> **Written problem**
Write out the lines from the line containing "Read out every word on this page." through the final line of the listing below, exactly, omitting every other line.

> **Stored records**
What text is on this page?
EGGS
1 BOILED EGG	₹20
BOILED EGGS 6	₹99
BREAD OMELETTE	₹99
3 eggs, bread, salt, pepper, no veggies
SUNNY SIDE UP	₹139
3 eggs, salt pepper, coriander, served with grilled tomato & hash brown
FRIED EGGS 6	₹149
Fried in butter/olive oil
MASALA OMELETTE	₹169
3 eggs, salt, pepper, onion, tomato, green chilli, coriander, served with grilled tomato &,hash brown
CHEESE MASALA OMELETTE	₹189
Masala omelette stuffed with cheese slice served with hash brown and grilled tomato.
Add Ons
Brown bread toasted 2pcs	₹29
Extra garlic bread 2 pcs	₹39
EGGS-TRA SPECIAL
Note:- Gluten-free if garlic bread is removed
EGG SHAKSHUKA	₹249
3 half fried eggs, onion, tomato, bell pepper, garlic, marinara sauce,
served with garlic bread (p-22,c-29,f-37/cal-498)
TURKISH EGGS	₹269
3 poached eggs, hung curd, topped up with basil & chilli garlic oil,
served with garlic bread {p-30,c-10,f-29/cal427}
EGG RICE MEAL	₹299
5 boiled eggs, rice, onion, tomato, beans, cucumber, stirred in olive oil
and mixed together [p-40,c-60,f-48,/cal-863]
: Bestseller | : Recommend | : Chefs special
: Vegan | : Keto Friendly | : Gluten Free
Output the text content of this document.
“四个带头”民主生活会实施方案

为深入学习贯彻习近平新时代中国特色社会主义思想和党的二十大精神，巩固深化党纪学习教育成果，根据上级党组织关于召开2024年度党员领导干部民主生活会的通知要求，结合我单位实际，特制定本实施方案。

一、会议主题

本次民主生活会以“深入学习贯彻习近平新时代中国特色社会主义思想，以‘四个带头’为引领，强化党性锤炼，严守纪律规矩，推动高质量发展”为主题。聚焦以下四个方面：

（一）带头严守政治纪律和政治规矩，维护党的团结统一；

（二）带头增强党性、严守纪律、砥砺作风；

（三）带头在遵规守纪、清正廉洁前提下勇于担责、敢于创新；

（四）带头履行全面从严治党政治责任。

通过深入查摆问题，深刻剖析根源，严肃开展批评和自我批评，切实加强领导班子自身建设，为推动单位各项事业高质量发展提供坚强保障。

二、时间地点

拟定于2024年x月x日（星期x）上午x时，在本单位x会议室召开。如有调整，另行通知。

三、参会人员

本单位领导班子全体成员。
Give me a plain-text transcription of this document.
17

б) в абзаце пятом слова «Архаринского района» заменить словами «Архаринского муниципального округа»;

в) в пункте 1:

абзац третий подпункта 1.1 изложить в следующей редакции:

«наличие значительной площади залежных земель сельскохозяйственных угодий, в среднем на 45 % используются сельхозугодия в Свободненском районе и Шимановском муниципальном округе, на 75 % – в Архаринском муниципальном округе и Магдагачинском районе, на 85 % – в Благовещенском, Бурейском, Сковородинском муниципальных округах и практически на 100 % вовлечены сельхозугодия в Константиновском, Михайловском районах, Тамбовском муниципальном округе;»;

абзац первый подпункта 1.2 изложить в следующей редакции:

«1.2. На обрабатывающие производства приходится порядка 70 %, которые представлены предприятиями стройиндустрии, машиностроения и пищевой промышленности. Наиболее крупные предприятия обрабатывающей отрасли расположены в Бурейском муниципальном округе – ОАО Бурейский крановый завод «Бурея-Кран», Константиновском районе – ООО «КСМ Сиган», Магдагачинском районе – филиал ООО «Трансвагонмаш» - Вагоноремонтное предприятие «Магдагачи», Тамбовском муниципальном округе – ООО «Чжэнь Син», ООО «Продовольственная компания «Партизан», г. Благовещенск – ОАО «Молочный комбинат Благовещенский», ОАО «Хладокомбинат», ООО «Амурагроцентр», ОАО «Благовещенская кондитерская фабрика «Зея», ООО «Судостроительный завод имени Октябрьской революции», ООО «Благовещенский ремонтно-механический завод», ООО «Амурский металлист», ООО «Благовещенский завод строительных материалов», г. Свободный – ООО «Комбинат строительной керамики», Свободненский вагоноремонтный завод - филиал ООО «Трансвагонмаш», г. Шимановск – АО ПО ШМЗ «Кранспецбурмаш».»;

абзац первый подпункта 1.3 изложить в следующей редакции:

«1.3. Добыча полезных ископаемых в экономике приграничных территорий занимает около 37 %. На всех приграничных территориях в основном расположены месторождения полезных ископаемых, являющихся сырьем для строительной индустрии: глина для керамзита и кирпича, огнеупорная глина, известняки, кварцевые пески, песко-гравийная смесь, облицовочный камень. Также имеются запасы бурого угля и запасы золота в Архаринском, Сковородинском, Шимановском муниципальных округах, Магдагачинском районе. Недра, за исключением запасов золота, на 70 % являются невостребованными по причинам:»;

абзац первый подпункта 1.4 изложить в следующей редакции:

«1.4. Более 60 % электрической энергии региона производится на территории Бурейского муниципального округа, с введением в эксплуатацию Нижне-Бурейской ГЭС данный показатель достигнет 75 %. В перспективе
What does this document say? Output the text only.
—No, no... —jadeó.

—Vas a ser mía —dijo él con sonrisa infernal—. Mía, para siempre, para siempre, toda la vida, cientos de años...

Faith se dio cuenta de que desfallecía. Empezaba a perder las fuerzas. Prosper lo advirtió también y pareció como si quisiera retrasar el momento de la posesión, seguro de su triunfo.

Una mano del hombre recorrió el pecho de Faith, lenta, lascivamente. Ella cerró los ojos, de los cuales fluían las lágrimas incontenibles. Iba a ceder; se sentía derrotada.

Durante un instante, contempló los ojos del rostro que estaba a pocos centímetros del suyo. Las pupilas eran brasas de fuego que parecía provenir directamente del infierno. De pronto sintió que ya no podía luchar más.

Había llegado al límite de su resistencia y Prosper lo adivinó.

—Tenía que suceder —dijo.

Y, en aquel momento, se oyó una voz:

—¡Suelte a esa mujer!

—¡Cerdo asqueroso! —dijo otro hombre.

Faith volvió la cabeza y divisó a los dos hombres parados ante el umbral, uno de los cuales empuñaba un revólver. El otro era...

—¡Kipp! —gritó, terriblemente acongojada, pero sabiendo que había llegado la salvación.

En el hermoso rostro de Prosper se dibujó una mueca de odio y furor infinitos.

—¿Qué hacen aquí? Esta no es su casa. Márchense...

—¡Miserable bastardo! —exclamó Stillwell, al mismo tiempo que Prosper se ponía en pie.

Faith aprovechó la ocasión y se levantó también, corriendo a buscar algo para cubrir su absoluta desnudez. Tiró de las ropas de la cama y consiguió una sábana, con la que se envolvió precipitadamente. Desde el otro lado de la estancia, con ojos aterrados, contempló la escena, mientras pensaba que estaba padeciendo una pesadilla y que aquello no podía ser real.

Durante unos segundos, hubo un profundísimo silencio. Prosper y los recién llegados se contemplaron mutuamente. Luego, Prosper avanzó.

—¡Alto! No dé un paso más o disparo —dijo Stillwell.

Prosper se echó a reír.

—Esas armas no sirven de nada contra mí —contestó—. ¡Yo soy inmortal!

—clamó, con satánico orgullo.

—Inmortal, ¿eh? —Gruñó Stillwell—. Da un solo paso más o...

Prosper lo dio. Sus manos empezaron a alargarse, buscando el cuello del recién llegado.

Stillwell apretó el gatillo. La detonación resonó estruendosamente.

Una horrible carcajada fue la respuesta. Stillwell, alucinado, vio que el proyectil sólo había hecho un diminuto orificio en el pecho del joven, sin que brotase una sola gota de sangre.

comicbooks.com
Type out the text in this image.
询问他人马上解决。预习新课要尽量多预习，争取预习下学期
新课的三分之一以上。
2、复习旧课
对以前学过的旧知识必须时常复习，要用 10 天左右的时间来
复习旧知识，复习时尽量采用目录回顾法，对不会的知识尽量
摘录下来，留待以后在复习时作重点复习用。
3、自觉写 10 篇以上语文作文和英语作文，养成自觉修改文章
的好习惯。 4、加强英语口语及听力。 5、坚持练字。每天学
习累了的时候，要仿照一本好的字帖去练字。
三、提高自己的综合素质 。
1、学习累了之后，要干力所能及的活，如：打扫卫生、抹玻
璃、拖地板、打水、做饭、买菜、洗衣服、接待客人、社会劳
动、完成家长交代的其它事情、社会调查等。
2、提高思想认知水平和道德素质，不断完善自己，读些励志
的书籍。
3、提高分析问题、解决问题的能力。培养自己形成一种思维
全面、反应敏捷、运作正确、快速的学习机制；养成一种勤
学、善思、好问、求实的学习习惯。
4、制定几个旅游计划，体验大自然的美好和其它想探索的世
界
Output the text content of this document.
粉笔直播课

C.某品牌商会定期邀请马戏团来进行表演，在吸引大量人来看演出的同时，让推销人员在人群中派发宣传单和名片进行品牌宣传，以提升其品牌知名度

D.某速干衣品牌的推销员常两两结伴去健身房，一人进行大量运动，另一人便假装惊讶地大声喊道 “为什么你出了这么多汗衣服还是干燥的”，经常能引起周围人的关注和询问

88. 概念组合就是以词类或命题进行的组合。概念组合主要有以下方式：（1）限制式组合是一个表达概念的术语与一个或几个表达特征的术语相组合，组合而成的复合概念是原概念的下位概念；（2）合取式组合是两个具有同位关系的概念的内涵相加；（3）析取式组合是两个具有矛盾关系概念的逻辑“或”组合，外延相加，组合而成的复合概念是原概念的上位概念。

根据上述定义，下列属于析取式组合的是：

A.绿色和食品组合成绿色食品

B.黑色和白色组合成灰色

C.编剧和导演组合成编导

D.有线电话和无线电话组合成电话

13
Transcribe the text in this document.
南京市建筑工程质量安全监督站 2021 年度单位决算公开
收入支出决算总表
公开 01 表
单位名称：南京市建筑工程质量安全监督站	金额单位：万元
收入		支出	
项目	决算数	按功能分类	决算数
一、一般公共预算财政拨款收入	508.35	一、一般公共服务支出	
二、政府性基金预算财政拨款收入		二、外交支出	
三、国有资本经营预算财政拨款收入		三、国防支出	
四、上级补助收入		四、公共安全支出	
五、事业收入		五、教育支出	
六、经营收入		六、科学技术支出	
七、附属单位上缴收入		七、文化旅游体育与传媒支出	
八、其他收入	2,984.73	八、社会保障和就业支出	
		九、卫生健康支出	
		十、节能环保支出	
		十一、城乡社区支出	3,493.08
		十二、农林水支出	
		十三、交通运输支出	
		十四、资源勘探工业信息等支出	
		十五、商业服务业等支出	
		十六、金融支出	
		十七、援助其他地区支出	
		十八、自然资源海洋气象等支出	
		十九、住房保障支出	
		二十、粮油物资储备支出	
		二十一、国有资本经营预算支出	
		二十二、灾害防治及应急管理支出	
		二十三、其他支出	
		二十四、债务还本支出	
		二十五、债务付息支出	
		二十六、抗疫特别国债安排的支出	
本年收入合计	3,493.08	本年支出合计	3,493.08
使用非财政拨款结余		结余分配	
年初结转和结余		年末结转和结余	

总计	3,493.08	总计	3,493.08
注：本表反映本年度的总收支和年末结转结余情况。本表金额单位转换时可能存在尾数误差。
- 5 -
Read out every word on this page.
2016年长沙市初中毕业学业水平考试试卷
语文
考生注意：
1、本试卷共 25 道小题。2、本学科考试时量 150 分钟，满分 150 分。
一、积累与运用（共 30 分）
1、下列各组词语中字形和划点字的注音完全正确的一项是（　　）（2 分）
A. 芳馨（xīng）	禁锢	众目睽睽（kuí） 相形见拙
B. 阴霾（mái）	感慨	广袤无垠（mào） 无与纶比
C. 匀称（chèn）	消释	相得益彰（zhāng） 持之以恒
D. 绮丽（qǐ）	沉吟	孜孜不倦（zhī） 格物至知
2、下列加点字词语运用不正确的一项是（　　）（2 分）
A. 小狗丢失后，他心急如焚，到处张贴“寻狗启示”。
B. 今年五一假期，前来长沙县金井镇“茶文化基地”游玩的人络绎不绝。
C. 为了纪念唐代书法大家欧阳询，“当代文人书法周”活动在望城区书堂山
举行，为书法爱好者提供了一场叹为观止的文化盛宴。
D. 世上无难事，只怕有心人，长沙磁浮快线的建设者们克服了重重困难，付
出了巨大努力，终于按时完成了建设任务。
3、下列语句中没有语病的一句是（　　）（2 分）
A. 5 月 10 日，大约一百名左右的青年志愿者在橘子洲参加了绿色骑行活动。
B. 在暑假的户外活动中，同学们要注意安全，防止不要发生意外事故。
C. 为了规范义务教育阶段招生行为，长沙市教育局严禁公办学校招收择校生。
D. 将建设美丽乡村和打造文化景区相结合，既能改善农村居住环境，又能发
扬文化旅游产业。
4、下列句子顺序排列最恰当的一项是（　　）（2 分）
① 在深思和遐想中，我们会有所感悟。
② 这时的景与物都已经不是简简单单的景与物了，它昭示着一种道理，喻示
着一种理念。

> **Output below**
Read out every word on this page.
2016年长沙市初中毕业学业水平考试试卷
语文
考生注意：
1、本试卷共 25 道小题。2、本学科考试时量 150 分钟，满分 150 分。
一、积累与运用（共 30 分）
1、下列各组词语中字形和划点字的注音完全正确的一项是（　　）（2 分）
A. 芳馨（xīng）	禁锢	众目睽睽（kuí） 相形见拙
B. 阴霾（mái）	感慨	广袤无垠（mào） 无与纶比
C. 匀称（chèn）	消释	相得益彰（zhāng） 持之以恒
D. 绮丽（qǐ）	沉吟	孜孜不倦（zhī） 格物至知
2、下列加点字词语运用不正确的一项是（　　）（2 分）
A. 小狗丢失后，他心急如焚，到处张贴“寻狗启示”。
B. 今年五一假期，前来长沙县金井镇“茶文化基地”游玩的人络绎不绝。
C. 为了纪念唐代书法大家欧阳询，“当代文人书法周”活动在望城区书堂山
举行，为书法爱好者提供了一场叹为观止的文化盛宴。
D. 世上无难事，只怕有心人，长沙磁浮快线的建设者们克服了重重困难，付
出了巨大努力，终于按时完成了建设任务。
3、下列语句中没有语病的一句是（　　）（2 分）
A. 5 月 10 日，大约一百名左右的青年志愿者在橘子洲参加了绿色骑行活动。
B. 在暑假的户外活动中，同学们要注意安全，防止不要发生意外事故。
C. 为了规范义务教育阶段招生行为，长沙市教育局严禁公办学校招收择校生。
D. 将建设美丽乡村和打造文化景区相结合，既能改善农村居住环境，又能发
扬文化旅游产业。
4、下列句子顺序排列最恰当的一项是（　　）（2 分）
① 在深思和遐想中，我们会有所感悟。
② 这时的景与物都已经不是简简单单的景与物了，它昭示着一种道理，喻示
着一种理念。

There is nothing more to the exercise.